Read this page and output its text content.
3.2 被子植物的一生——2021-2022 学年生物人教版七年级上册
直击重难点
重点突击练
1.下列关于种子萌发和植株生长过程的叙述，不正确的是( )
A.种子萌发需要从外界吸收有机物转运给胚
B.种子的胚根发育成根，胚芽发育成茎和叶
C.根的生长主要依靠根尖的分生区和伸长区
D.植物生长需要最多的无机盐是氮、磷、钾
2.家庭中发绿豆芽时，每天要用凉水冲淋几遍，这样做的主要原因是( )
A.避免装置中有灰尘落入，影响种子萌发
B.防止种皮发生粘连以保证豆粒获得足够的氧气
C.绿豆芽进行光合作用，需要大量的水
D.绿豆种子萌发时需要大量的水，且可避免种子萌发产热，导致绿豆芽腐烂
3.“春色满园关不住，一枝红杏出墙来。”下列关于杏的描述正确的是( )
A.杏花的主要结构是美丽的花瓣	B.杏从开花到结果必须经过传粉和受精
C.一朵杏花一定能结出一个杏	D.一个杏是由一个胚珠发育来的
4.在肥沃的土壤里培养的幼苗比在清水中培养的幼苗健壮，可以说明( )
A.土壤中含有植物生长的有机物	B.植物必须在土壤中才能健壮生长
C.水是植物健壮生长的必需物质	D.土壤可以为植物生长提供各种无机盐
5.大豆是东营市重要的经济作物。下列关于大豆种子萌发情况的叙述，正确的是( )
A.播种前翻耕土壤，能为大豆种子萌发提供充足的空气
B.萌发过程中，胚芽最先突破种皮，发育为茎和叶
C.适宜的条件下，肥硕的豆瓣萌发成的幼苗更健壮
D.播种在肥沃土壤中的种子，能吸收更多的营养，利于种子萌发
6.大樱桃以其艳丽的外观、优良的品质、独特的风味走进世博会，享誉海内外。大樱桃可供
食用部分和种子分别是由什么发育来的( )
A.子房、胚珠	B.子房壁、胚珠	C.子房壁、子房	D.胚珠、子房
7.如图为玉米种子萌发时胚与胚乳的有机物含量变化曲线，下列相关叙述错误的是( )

* * *

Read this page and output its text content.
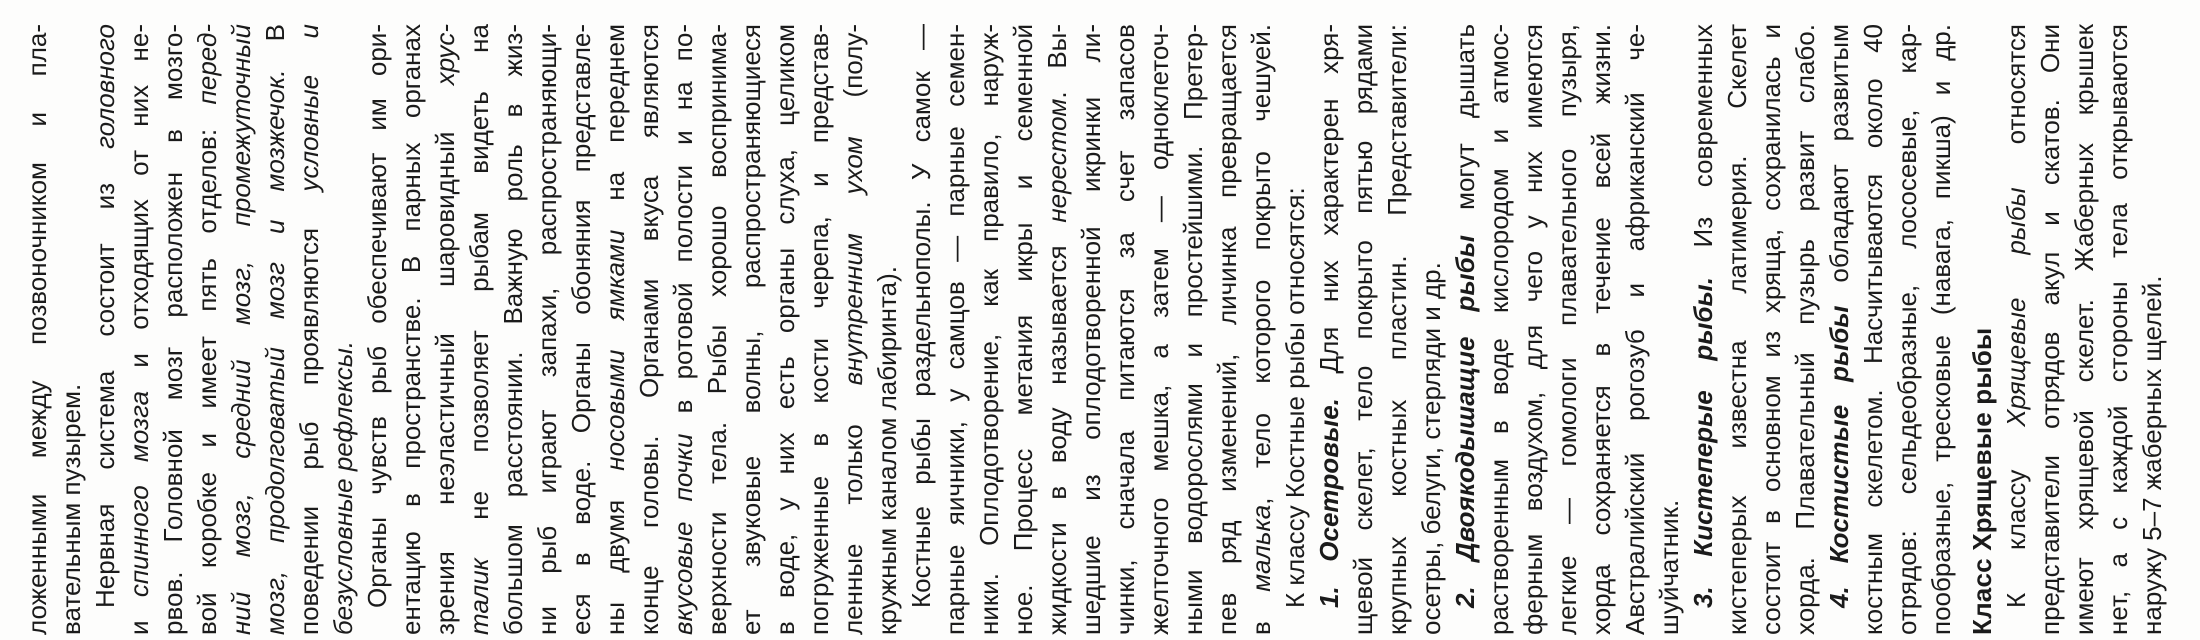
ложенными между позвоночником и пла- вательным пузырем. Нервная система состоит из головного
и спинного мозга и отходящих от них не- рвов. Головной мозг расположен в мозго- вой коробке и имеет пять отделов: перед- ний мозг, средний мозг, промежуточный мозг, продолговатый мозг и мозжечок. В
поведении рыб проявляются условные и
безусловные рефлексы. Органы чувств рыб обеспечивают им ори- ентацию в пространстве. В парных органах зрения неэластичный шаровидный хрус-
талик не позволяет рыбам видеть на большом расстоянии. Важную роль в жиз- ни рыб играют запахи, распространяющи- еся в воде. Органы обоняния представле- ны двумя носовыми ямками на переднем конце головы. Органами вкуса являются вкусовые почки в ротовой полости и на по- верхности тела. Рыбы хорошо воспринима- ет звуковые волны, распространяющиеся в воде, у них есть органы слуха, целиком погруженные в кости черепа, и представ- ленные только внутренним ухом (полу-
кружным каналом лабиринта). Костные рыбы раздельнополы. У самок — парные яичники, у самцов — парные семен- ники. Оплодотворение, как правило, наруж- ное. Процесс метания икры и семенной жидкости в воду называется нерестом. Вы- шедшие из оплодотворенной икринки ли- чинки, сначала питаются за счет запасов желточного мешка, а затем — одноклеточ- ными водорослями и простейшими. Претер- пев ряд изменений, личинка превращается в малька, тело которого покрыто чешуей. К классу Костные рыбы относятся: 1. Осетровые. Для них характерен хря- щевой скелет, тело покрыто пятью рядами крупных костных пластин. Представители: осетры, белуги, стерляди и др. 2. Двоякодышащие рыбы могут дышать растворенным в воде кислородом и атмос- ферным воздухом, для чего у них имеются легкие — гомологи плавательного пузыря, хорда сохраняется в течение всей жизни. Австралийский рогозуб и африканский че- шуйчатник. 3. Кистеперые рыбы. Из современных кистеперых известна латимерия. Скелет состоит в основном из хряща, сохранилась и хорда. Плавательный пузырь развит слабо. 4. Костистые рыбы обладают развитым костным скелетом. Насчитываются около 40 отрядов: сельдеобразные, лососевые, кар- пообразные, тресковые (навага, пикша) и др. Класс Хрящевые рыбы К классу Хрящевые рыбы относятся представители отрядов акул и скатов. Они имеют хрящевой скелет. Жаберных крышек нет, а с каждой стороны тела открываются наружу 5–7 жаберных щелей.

Given task —
How many lines of the listing above include the word "тела"? Reply with the number alone.

Reply to the exercise —
2